▶ DATA PROVIDED:

= = = =

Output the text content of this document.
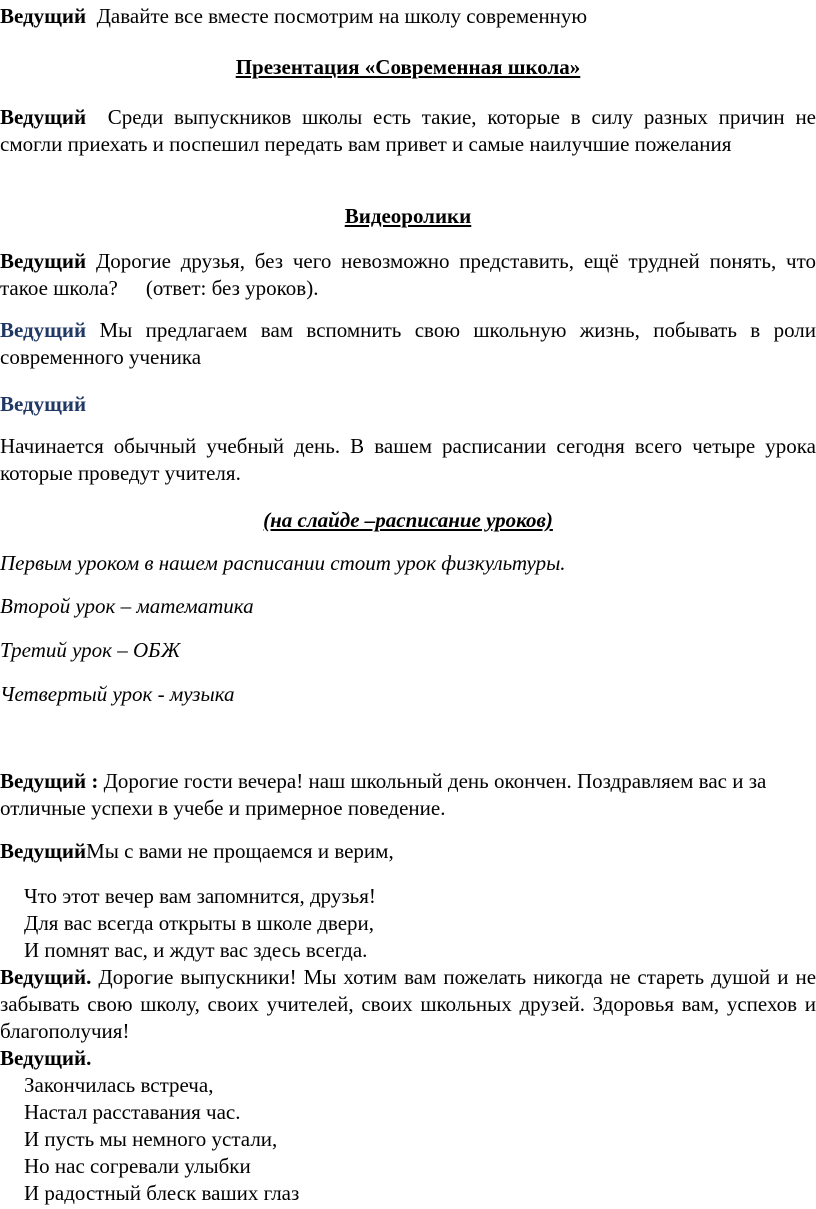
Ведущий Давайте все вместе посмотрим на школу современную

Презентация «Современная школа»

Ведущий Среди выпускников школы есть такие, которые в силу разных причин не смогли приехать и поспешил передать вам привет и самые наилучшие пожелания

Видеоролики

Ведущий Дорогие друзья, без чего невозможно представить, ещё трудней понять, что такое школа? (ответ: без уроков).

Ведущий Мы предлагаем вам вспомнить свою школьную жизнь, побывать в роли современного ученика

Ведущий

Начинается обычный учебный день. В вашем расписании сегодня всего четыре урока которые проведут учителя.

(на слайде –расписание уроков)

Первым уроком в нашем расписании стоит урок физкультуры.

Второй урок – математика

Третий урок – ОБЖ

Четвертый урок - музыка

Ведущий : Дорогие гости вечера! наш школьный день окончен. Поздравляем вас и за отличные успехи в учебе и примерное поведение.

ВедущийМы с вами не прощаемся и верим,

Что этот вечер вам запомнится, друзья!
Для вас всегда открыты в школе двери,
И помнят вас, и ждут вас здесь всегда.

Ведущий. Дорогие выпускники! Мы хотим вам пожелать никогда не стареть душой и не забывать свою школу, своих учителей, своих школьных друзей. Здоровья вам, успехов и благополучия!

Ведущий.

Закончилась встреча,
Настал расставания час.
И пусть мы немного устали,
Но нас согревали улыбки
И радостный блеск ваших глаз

= = = =

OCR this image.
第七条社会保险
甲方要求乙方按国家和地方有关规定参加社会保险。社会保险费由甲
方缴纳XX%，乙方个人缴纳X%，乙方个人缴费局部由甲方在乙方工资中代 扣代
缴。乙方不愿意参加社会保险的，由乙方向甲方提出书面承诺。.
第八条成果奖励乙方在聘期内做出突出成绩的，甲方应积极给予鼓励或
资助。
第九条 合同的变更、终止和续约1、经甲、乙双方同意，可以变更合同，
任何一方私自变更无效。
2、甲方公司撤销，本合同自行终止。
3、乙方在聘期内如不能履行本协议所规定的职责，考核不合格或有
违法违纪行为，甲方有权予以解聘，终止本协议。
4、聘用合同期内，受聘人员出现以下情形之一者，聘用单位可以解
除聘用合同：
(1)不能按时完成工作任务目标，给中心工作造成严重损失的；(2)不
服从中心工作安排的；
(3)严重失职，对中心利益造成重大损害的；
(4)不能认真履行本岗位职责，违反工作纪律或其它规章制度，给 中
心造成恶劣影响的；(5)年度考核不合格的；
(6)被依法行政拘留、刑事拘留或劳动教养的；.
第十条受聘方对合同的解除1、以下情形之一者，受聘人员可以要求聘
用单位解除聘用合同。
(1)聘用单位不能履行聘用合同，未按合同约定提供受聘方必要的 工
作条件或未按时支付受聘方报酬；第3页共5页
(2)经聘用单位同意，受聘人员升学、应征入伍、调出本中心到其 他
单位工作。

= = = =

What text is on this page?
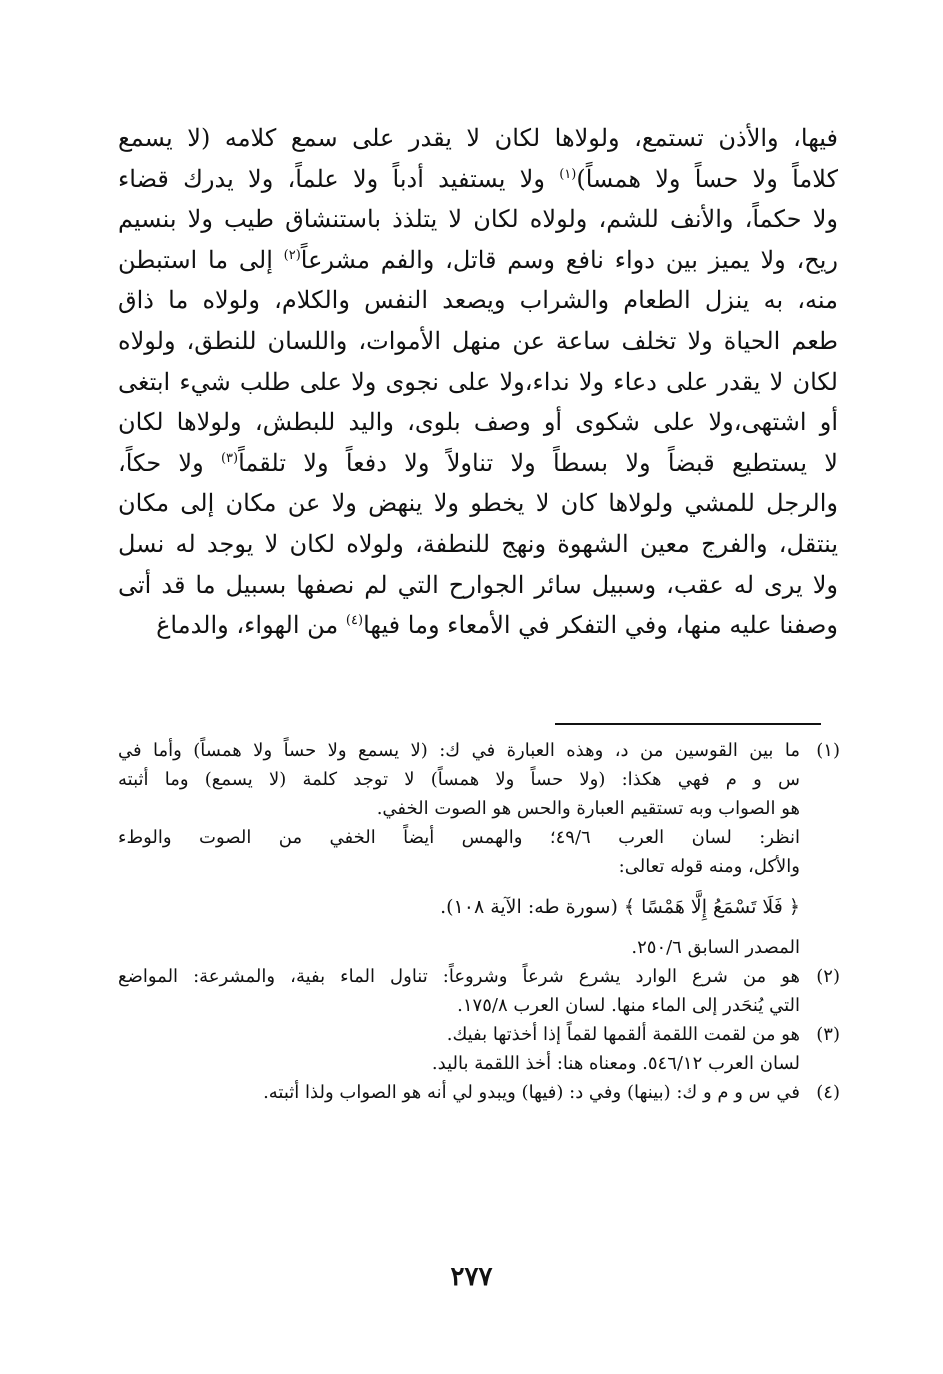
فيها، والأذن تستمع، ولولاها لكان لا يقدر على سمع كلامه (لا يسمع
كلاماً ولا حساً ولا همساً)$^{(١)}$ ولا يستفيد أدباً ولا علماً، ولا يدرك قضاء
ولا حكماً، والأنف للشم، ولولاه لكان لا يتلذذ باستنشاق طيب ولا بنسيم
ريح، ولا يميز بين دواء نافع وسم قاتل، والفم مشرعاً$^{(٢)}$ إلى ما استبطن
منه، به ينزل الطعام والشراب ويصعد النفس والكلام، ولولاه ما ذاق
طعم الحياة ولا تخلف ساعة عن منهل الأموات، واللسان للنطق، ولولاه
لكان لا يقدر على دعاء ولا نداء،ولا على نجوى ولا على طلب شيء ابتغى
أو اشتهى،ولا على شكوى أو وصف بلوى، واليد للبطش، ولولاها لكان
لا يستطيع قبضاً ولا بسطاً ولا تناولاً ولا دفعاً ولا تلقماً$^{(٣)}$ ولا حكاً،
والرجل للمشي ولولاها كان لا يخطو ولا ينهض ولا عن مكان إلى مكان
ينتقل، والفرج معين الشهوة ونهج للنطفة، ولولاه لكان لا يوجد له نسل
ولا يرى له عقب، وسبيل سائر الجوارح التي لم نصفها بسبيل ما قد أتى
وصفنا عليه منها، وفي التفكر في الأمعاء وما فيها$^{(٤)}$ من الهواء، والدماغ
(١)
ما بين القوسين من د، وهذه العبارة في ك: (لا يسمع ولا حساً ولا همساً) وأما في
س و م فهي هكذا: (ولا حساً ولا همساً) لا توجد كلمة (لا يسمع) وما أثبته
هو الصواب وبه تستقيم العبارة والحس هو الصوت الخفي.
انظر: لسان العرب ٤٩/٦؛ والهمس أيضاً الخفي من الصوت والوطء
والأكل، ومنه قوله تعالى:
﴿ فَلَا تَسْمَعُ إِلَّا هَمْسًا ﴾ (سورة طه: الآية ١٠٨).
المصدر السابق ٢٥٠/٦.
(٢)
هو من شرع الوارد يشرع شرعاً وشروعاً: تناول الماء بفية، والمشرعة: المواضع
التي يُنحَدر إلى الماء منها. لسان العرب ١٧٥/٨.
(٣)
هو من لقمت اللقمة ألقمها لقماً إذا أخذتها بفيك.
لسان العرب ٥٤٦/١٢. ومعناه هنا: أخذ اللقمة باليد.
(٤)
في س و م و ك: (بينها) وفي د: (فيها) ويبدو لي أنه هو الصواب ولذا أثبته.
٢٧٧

= = = =

▶ WHAT TO DO: Some lines of the data may hold the word "this". Say how many do, with nothing else.

▶ COMPLETE ANSWER: 3